Saved entries
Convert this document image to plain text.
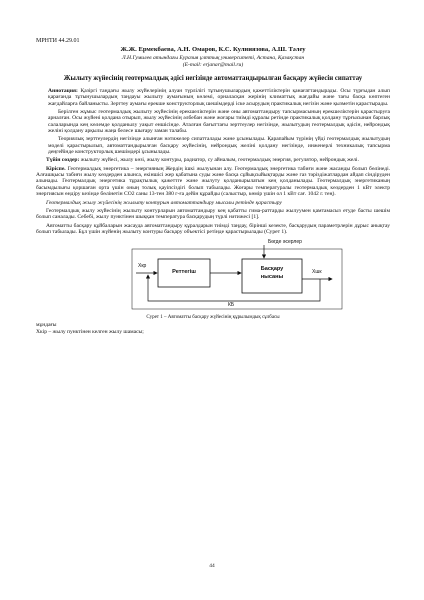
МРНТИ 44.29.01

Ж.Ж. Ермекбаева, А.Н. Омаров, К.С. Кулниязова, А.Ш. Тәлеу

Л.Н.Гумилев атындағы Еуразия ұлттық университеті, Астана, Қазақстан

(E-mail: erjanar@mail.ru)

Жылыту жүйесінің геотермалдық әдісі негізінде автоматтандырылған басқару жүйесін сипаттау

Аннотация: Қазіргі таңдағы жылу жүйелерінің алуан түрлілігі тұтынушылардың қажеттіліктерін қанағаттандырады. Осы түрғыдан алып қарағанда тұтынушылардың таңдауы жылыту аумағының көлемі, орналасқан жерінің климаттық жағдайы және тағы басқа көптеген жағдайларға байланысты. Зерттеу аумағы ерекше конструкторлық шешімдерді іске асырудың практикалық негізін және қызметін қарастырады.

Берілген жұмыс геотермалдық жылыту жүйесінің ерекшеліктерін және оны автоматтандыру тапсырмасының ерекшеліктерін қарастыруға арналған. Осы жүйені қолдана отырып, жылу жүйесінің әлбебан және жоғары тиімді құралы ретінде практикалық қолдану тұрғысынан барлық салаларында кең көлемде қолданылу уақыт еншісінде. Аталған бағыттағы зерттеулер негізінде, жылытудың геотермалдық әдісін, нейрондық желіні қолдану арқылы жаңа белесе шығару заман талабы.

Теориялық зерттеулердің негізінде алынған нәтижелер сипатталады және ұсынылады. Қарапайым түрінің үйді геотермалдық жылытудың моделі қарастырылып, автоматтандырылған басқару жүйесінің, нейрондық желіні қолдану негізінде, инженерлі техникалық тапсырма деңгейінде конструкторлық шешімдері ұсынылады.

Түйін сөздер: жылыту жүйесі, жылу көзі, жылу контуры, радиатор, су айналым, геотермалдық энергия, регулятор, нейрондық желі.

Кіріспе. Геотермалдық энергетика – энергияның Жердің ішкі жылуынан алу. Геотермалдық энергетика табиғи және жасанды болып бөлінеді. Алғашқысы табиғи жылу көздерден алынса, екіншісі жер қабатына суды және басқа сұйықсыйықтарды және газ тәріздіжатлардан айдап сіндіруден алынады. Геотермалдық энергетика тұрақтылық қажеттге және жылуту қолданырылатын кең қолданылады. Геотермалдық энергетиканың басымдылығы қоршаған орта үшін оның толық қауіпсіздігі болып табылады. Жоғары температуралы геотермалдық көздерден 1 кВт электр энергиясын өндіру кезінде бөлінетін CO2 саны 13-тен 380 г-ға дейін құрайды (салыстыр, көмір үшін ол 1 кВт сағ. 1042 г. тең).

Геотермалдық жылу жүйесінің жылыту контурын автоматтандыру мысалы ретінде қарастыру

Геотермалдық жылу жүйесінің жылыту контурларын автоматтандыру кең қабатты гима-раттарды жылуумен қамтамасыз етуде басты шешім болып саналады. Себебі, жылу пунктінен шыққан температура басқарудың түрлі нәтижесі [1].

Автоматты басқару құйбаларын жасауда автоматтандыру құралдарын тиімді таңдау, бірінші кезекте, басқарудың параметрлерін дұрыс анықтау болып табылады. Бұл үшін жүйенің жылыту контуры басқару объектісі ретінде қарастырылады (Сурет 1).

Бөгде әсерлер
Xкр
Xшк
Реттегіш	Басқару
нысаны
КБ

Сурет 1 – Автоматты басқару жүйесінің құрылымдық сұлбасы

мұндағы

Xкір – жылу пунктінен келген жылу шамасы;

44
...
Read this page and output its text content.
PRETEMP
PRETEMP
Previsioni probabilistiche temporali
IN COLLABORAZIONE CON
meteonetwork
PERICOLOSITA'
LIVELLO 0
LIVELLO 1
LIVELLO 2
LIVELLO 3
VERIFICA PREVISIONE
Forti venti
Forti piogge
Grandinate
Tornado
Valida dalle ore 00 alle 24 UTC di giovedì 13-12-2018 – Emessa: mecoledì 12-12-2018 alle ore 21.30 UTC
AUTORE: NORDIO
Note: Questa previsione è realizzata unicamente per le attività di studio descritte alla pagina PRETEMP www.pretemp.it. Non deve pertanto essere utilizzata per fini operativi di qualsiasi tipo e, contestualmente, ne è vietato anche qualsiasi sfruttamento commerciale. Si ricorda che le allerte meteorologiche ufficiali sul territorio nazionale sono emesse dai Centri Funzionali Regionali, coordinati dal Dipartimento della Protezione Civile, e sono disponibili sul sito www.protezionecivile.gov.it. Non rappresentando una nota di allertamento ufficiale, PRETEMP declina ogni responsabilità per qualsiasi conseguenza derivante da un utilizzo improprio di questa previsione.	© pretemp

▶ Aim of the exercise:
Report how many lines in the records above contain the word "Сурет", giving only the number.

▶ Exercise output:
2